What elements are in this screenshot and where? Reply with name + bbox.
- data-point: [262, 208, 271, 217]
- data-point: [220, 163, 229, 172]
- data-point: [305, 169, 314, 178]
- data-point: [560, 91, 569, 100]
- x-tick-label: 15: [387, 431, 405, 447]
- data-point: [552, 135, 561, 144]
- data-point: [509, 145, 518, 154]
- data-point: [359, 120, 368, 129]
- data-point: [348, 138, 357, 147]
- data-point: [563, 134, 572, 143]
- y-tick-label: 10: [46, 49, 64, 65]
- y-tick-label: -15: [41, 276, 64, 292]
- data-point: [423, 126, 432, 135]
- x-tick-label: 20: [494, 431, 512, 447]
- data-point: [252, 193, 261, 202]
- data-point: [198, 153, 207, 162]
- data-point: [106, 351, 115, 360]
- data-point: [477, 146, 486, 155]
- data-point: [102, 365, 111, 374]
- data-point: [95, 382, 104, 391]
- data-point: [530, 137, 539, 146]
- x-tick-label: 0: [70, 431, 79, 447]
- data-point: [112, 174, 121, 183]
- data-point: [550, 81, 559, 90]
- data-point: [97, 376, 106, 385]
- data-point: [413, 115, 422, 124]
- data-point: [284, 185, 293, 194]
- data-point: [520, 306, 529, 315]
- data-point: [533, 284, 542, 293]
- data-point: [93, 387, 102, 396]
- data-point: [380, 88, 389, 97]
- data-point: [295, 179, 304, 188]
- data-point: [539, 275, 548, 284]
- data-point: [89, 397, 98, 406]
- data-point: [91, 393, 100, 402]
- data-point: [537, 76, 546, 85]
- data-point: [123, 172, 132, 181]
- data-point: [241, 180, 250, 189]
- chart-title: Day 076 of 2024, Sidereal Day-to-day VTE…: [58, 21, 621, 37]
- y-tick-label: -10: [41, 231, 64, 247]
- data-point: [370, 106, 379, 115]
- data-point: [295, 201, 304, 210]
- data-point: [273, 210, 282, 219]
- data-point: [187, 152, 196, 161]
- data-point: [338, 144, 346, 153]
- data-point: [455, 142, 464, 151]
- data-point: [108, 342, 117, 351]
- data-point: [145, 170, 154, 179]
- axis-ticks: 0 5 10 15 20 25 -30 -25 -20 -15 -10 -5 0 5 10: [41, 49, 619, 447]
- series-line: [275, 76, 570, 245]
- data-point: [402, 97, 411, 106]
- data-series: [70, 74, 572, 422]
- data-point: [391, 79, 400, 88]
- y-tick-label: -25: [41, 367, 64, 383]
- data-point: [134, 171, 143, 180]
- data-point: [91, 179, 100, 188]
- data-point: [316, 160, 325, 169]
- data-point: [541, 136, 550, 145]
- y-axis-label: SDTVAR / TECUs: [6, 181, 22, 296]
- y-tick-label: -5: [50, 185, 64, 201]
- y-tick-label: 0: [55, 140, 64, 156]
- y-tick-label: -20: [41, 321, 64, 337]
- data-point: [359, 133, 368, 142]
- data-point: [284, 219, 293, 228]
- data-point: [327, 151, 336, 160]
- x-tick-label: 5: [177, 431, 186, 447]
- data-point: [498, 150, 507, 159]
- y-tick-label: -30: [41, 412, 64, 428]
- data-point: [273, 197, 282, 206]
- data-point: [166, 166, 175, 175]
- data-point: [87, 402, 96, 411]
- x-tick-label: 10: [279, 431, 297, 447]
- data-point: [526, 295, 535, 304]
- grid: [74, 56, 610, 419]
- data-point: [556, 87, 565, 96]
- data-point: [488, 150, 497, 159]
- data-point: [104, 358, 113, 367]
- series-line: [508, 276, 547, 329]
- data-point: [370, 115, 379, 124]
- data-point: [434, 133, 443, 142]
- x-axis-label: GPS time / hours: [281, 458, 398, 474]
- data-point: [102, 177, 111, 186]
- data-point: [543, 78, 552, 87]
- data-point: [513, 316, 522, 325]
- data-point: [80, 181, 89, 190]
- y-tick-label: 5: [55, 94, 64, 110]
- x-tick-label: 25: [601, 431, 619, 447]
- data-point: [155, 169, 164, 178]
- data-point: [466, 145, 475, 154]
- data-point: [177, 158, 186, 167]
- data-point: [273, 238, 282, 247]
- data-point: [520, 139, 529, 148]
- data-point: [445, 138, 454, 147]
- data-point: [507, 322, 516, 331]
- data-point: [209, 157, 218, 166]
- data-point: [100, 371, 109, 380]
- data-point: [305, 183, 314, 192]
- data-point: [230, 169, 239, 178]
-------
> [Written request]
Can you copy out every line of the data above, character for character, without any changes?

> [Response to this exercise]
What elements are in this screenshot and where? Reply with name + bbox.
- data-point: [262, 208, 271, 217]
- data-point: [220, 163, 229, 172]
- data-point: [305, 169, 314, 178]
- data-point: [560, 91, 569, 100]
- x-tick-label: 15: [387, 431, 405, 447]
- data-point: [552, 135, 561, 144]
- data-point: [509, 145, 518, 154]
- data-point: [359, 120, 368, 129]
- data-point: [348, 138, 357, 147]
- data-point: [563, 134, 572, 143]
- y-tick-label: 10: [46, 49, 64, 65]
- y-tick-label: -15: [41, 276, 64, 292]
- data-point: [423, 126, 432, 135]
- x-tick-label: 20: [494, 431, 512, 447]
- data-point: [252, 193, 261, 202]
- data-point: [198, 153, 207, 162]
- data-point: [106, 351, 115, 360]
- data-point: [477, 146, 486, 155]
- data-point: [102, 365, 111, 374]
- data-point: [95, 382, 104, 391]
- data-point: [530, 137, 539, 146]
- x-tick-label: 0: [70, 431, 79, 447]
- data-point: [112, 174, 121, 183]
- data-point: [550, 81, 559, 90]
- data-point: [97, 376, 106, 385]
- data-point: [413, 115, 422, 124]
- data-point: [284, 185, 293, 194]
- data-point: [520, 306, 529, 315]
- data-point: [533, 284, 542, 293]
- data-point: [93, 387, 102, 396]
- data-point: [380, 88, 389, 97]
- data-point: [295, 179, 304, 188]
- data-point: [539, 275, 548, 284]
- data-point: [89, 397, 98, 406]
- data-point: [91, 393, 100, 402]
- data-point: [537, 76, 546, 85]
- data-point: [123, 172, 132, 181]
- data-point: [241, 180, 250, 189]
- chart-title: Day 076 of 2024, Sidereal Day-to-day VTE…: [58, 21, 621, 37]
- y-tick-label: -10: [41, 231, 64, 247]
- data-point: [370, 106, 379, 115]
- data-point: [295, 201, 304, 210]
- data-point: [273, 210, 282, 219]
- data-point: [187, 152, 196, 161]
- data-point: [338, 144, 346, 153]
- data-point: [455, 142, 464, 151]
- data-point: [108, 342, 117, 351]
- data-point: [145, 170, 154, 179]
- axis-ticks: 0 5 10 15 20 25 -30 -25 -20 -15 -10 -5 0 5 10: [41, 49, 619, 447]
- series-line: [275, 76, 570, 245]
- data-point: [402, 97, 411, 106]
- data-series: [70, 74, 572, 422]
- data-point: [391, 79, 400, 88]
- y-tick-label: -25: [41, 367, 64, 383]
- data-point: [134, 171, 143, 180]
- data-point: [91, 179, 100, 188]
- data-point: [316, 160, 325, 169]
- data-point: [541, 136, 550, 145]
- y-axis-label: SDTVAR / TECUs: [6, 181, 22, 296]
- y-tick-label: -5: [50, 185, 64, 201]
- y-tick-label: 0: [55, 140, 64, 156]
- y-tick-label: -20: [41, 321, 64, 337]
- data-point: [359, 133, 368, 142]
- data-point: [284, 219, 293, 228]
- data-point: [327, 151, 336, 160]
- x-tick-label: 5: [177, 431, 186, 447]
- data-point: [498, 150, 507, 159]
- y-tick-label: -30: [41, 412, 64, 428]
- data-point: [273, 197, 282, 206]
- data-point: [166, 166, 175, 175]
- data-point: [87, 402, 96, 411]
- x-tick-label: 10: [279, 431, 297, 447]
- data-point: [526, 295, 535, 304]
- grid: [74, 56, 610, 419]
- data-point: [556, 87, 565, 96]
- data-point: [488, 150, 497, 159]
- data-point: [104, 358, 113, 367]
- series-line: [508, 276, 547, 329]
- data-point: [370, 115, 379, 124]
- data-point: [434, 133, 443, 142]
- x-axis-label: GPS time / hours: [281, 458, 398, 474]
- data-point: [102, 177, 111, 186]
- data-point: [543, 78, 552, 87]
- data-point: [513, 316, 522, 325]
- data-point: [80, 181, 89, 190]
- y-tick-label: 5: [55, 94, 64, 110]
- x-tick-label: 25: [601, 431, 619, 447]
- data-point: [155, 169, 164, 178]
- data-point: [466, 145, 475, 154]
- data-point: [177, 158, 186, 167]
- data-point: [273, 238, 282, 247]
- data-point: [520, 139, 529, 148]
- data-point: [445, 138, 454, 147]
- data-point: [507, 322, 516, 331]
- data-point: [209, 157, 218, 166]
- data-point: [100, 371, 109, 380]
- data-point: [305, 183, 314, 192]
- data-point: [230, 169, 239, 178]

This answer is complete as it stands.